SHORT PROBLEM |
Return all lines in the material below that contain "diesem".

_ _ _ _ _ _ _

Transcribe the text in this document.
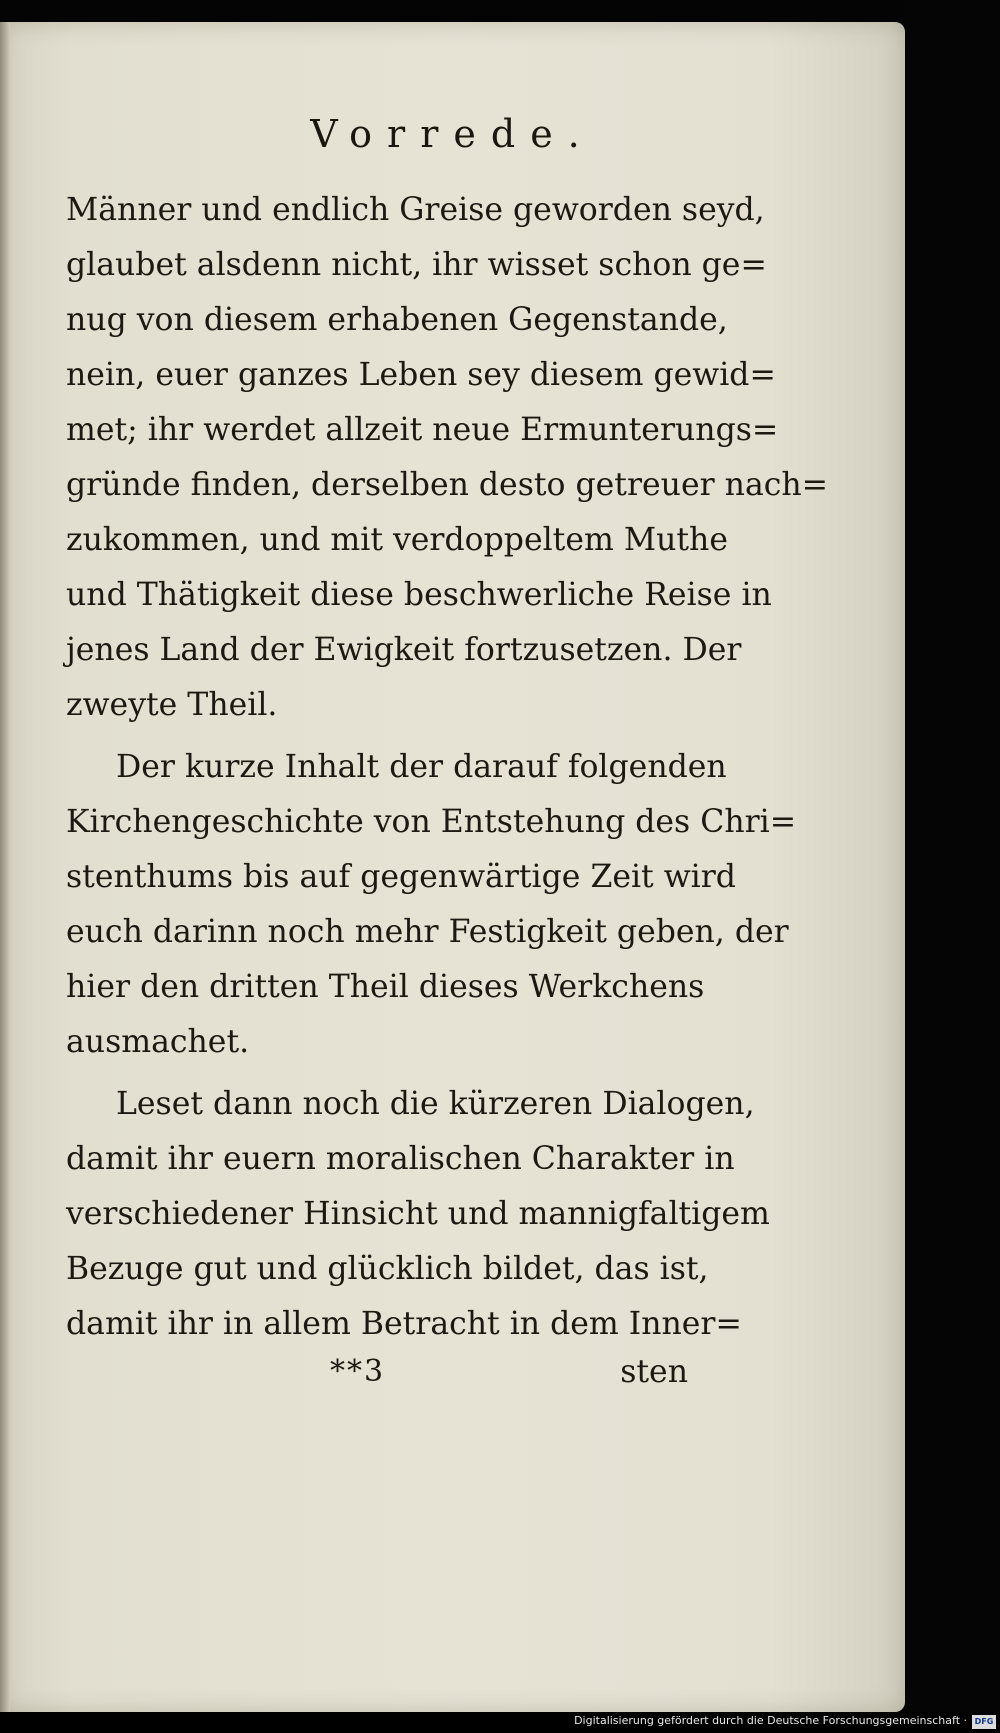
Vorrede.

Männer und endlich Greise geworden seyd,
glaubet alsdenn nicht, ihr wisset schon ge=
nug von diesem erhabenen Gegenstande,
nein, euer ganzes Leben sey diesem gewid=
met; ihr werdet allzeit neue Ermunterungs=
gründe finden, derselben desto getreuer nach=
zukommen, und mit verdoppeltem Muthe
und Thätigkeit diese beschwerliche Reise in
jenes Land der Ewigkeit fortzusetzen. Der
zweyte Theil.

Der kurze Inhalt der darauf folgenden
Kirchengeschichte von Entstehung des Chri=
stenthums bis auf gegenwärtige Zeit wird
euch darinn noch mehr Festigkeit geben, der
hier den dritten Theil dieses Werkchens
ausmachet.

Leset dann noch die kürzeren Dialogen,
damit ihr euern moralischen Charakter in
verschiedener Hinsicht und mannigfaltigem
Bezuge gut und glücklich bildet, das ist,
damit ihr in allem Betracht in dem Inner=

**3	sten
Digitalisierung gefördert durch die Deutsche Forschungsgemeinschaft · DFG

_ _ _ _ _ _ _

RESPONSE TO THE TASK |
nug von diesem erhabenen Gegenstande,
nein, euer ganzes Leben sey diesem gewid=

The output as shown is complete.